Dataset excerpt
______
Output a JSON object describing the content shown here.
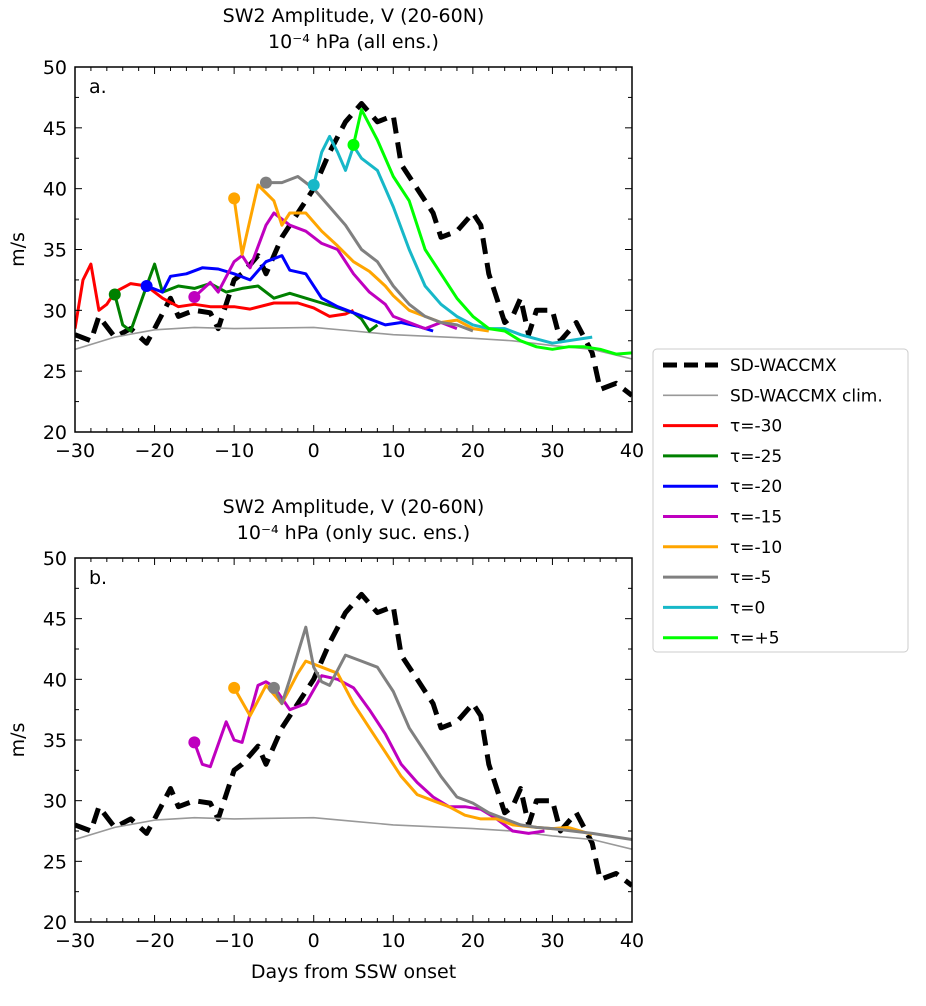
{
  "chart_data": [
    {
      "type": "line",
      "panel_label": "a.",
      "title": "SW2 Amplitude, V (20-60N)",
      "subtitle": "10⁻⁴ hPa (all ens.)",
      "xlabel": "",
      "ylabel": "m/s",
      "xlim": [
        -30,
        40
      ],
      "ylim": [
        20,
        50
      ],
      "xticks": [
        "−30",
        "−20",
        "−10",
        "0",
        "10",
        "20",
        "30",
        "40"
      ],
      "yticks": [
        "20",
        "25",
        "30",
        "35",
        "40",
        "45",
        "50"
      ],
      "series": [
        {
          "name": "SD-WACCMX",
          "color": "#000000",
          "style": "dashed",
          "x": [
            -30,
            -28,
            -27,
            -25,
            -23,
            -21,
            -20,
            -18,
            -17,
            -15,
            -13,
            -12,
            -10,
            -9,
            -7,
            -6,
            -4,
            -2,
            0,
            2,
            4,
            6,
            8,
            10,
            11,
            13,
            15,
            16,
            18,
            20,
            21,
            22,
            24,
            25,
            26,
            27,
            28,
            30,
            31,
            33,
            35,
            36,
            38,
            40
          ],
          "y": [
            28,
            27.5,
            29.5,
            27.8,
            28.5,
            27.3,
            28.5,
            31,
            29.5,
            30,
            29.8,
            28.5,
            32.5,
            33,
            34.5,
            33,
            36,
            38,
            40,
            43,
            45.5,
            47,
            45.5,
            46,
            42,
            40,
            38,
            36,
            36.5,
            38,
            37,
            33,
            29,
            29.5,
            31,
            28,
            30,
            30,
            27.5,
            29,
            26.5,
            23.5,
            24,
            23
          ]
        },
        {
          "name": "SD-WACCMX clim.",
          "color": "#999999",
          "style": "thin",
          "x": [
            -30,
            -25,
            -20,
            -15,
            -10,
            0,
            5,
            10,
            20,
            25,
            30,
            35,
            40
          ],
          "y": [
            26.8,
            27.8,
            28.4,
            28.6,
            28.5,
            28.6,
            28.3,
            28,
            27.7,
            27.5,
            27.1,
            26.8,
            26
          ]
        },
        {
          "name": "τ=-30",
          "color": "#ff0000",
          "marker": false,
          "x": [
            -30,
            -29,
            -28,
            -27,
            -26,
            -25,
            -23,
            -21,
            -19,
            -17,
            -15,
            -13,
            -10,
            -8,
            -5,
            -2,
            0,
            2,
            4,
            5
          ],
          "y": [
            28.5,
            32.5,
            33.8,
            30,
            30.5,
            31.5,
            32.2,
            32,
            31,
            30.3,
            30.5,
            30.3,
            30.3,
            30.1,
            30.6,
            30.6,
            30.2,
            29.5,
            29.7,
            30
          ]
        },
        {
          "name": "τ=-25",
          "color": "#008000",
          "marker": true,
          "x": [
            -25,
            -24,
            -23,
            -21,
            -20,
            -19,
            -17,
            -15,
            -13,
            -11,
            -9,
            -7,
            -5,
            -3,
            -1,
            1,
            3,
            5,
            6,
            7,
            8
          ],
          "y": [
            31.3,
            28.8,
            28.3,
            32,
            33.8,
            31.5,
            32,
            31.8,
            32.2,
            31.5,
            31.8,
            32,
            31,
            31.4,
            31,
            30.6,
            30.2,
            29.8,
            29.3,
            28.3,
            28.8
          ]
        },
        {
          "name": "τ=-20",
          "color": "#0000ff",
          "marker": true,
          "x": [
            -21,
            -19,
            -18,
            -16,
            -14,
            -12,
            -10,
            -8,
            -6,
            -4,
            -3,
            -1,
            1,
            3,
            5,
            7,
            9,
            11,
            13,
            15
          ],
          "y": [
            32,
            31.5,
            32.8,
            33,
            33.5,
            33.4,
            33,
            32.5,
            34,
            34.5,
            33.3,
            33,
            31,
            30.3,
            29.8,
            29.3,
            28.8,
            29,
            28.7,
            28.3
          ]
        },
        {
          "name": "τ=-15",
          "color": "#bf00bf",
          "marker": true,
          "x": [
            -15,
            -13,
            -12,
            -10,
            -9,
            -8,
            -6,
            -5,
            -3,
            -1,
            1,
            3,
            5,
            7,
            9,
            10,
            12,
            14,
            16,
            18
          ],
          "y": [
            31.1,
            32.3,
            31.5,
            34,
            34.5,
            33.5,
            37,
            38,
            37,
            36.5,
            35.5,
            35,
            33,
            31.5,
            30.5,
            29.5,
            29,
            28.5,
            29,
            28.5
          ]
        },
        {
          "name": "τ=-10",
          "color": "#ffa500",
          "marker": true,
          "x": [
            -10,
            -9,
            -7,
            -5,
            -4,
            -3,
            -1,
            1,
            3,
            5,
            7,
            9,
            10,
            12,
            14,
            16,
            18,
            20,
            22
          ],
          "y": [
            39.2,
            34.6,
            40.3,
            39,
            37,
            38,
            38,
            36.5,
            35.3,
            34,
            33.2,
            32,
            31.2,
            30,
            29.5,
            29,
            29.2,
            28.5,
            28.3
          ]
        },
        {
          "name": "τ=-5",
          "color": "#808080",
          "marker": true,
          "x": [
            -6,
            -4,
            -2,
            0,
            2,
            4,
            6,
            8,
            10,
            12,
            14,
            16,
            18,
            20
          ],
          "y": [
            40.5,
            40.5,
            41,
            40,
            38.5,
            37,
            35,
            34,
            32,
            30.5,
            29.5,
            29,
            28.8,
            28.3
          ]
        },
        {
          "name": "τ=0",
          "color": "#17b8c8",
          "marker": true,
          "x": [
            0,
            1,
            2,
            3,
            4,
            5,
            6,
            8,
            10,
            12,
            14,
            16,
            18,
            20,
            22,
            24,
            26,
            30,
            35
          ],
          "y": [
            40.3,
            43,
            44.3,
            43,
            41.5,
            43.5,
            42.5,
            41.5,
            38.5,
            35,
            32,
            30.5,
            29.5,
            28.8,
            28.5,
            28.5,
            28,
            27.3,
            27.8
          ]
        },
        {
          "name": "τ=+5",
          "color": "#00ff00",
          "marker": true,
          "x": [
            5,
            6,
            8,
            10,
            12,
            14,
            16,
            18,
            20,
            22,
            24,
            26,
            28,
            30,
            32,
            34,
            36,
            38,
            40
          ],
          "y": [
            43.6,
            46.5,
            44,
            41,
            39,
            35,
            33,
            31,
            29.5,
            28.5,
            28.3,
            27.5,
            27,
            26.8,
            27,
            27,
            26.8,
            26.4,
            26.5
          ]
        }
      ]
    },
    {
      "type": "line",
      "panel_label": "b.",
      "title": "SW2 Amplitude, V (20-60N)",
      "subtitle": "10⁻⁴ hPa (only suc. ens.)",
      "xlabel": "Days from SSW onset",
      "ylabel": "m/s",
      "xlim": [
        -30,
        40
      ],
      "ylim": [
        20,
        50
      ],
      "xticks": [
        "−30",
        "−20",
        "−10",
        "0",
        "10",
        "20",
        "30",
        "40"
      ],
      "yticks": [
        "20",
        "25",
        "30",
        "35",
        "40",
        "45",
        "50"
      ],
      "series": [
        {
          "name": "SD-WACCMX",
          "color": "#000000",
          "style": "dashed",
          "x": [
            -30,
            -28,
            -27,
            -25,
            -23,
            -21,
            -20,
            -18,
            -17,
            -15,
            -13,
            -12,
            -10,
            -9,
            -7,
            -6,
            -4,
            -2,
            0,
            2,
            4,
            6,
            8,
            10,
            11,
            13,
            15,
            16,
            18,
            20,
            21,
            22,
            24,
            25,
            26,
            27,
            28,
            30,
            31,
            33,
            35,
            36,
            38,
            40
          ],
          "y": [
            28,
            27.5,
            29.5,
            27.8,
            28.5,
            27.3,
            28.5,
            31,
            29.5,
            30,
            29.8,
            28.5,
            32.5,
            33,
            34.5,
            33,
            36,
            38,
            40,
            43,
            45.5,
            47,
            45.5,
            46,
            42,
            40,
            38,
            36,
            36.5,
            38,
            37,
            33,
            29,
            29.5,
            31,
            28,
            30,
            30,
            27.5,
            29,
            26.5,
            23.5,
            24,
            23
          ]
        },
        {
          "name": "SD-WACCMX clim.",
          "color": "#999999",
          "style": "thin",
          "x": [
            -30,
            -25,
            -20,
            -15,
            -10,
            0,
            5,
            10,
            20,
            25,
            30,
            35,
            40
          ],
          "y": [
            26.8,
            27.8,
            28.4,
            28.6,
            28.5,
            28.6,
            28.3,
            28,
            27.7,
            27.5,
            27.1,
            26.8,
            26
          ]
        },
        {
          "name": "τ=-15",
          "color": "#bf00bf",
          "marker": true,
          "x": [
            -15,
            -14,
            -13,
            -11,
            -10,
            -9,
            -7,
            -6,
            -5,
            -3,
            -1,
            1,
            3,
            5,
            7,
            9,
            11,
            13,
            15,
            17,
            19,
            21,
            23,
            25,
            27,
            29
          ],
          "y": [
            34.8,
            33,
            32.8,
            36.5,
            35,
            34.8,
            39.5,
            39.8,
            39.4,
            37.5,
            38,
            40.3,
            40,
            39.3,
            37.5,
            35.5,
            33,
            31.5,
            30.3,
            29.5,
            29.5,
            29.3,
            28.5,
            27.5,
            27.3,
            27.5
          ]
        },
        {
          "name": "τ=-10",
          "color": "#ffa500",
          "marker": true,
          "x": [
            -10,
            -8,
            -6,
            -4,
            -2,
            -1,
            1,
            3,
            5,
            7,
            9,
            11,
            13,
            15,
            17,
            19,
            21,
            23,
            25,
            28,
            30,
            32,
            35
          ],
          "y": [
            39.3,
            37,
            39.5,
            38,
            40.5,
            41.5,
            41,
            40.5,
            38,
            36,
            34,
            32,
            30.5,
            30,
            29.5,
            28.8,
            28.5,
            28.5,
            28,
            27.8,
            27.7,
            27.8,
            27.2
          ]
        },
        {
          "name": "τ=-5",
          "color": "#808080",
          "marker": true,
          "x": [
            -5,
            -4,
            -3,
            -1,
            0,
            1,
            2,
            4,
            6,
            8,
            10,
            12,
            14,
            16,
            18,
            20,
            22,
            24,
            26,
            28,
            30,
            35,
            40
          ],
          "y": [
            39.3,
            38,
            40,
            44.3,
            41,
            39.8,
            39.5,
            42,
            41.5,
            41,
            39,
            36,
            34,
            32,
            30.3,
            29.8,
            29,
            28.5,
            28,
            27.8,
            27.7,
            27.3,
            26.8
          ]
        }
      ]
    }
  ],
  "legend": {
    "placement": "right",
    "entries": [
      {
        "label": "SD-WACCMX",
        "color": "#000000",
        "style": "dashed"
      },
      {
        "label": "SD-WACCMX clim.",
        "color": "#999999",
        "style": "thin"
      },
      {
        "label": "τ=-30",
        "color": "#ff0000"
      },
      {
        "label": "τ=-25",
        "color": "#008000"
      },
      {
        "label": "τ=-20",
        "color": "#0000ff"
      },
      {
        "label": "τ=-15",
        "color": "#bf00bf"
      },
      {
        "label": "τ=-10",
        "color": "#ffa500"
      },
      {
        "label": "τ=-5",
        "color": "#808080"
      },
      {
        "label": "τ=0",
        "color": "#17b8c8"
      },
      {
        "label": "τ=+5",
        "color": "#00ff00"
      }
    ]
  }
}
______
### Problem to solve
Select every line in the material above where the string "subtitle" occurs, and copy it.

### Completed task
      "subtitle": "10⁻⁴ hPa (all ens.)",
      "subtitle": "10⁻⁴ hPa (only suc. ens.)",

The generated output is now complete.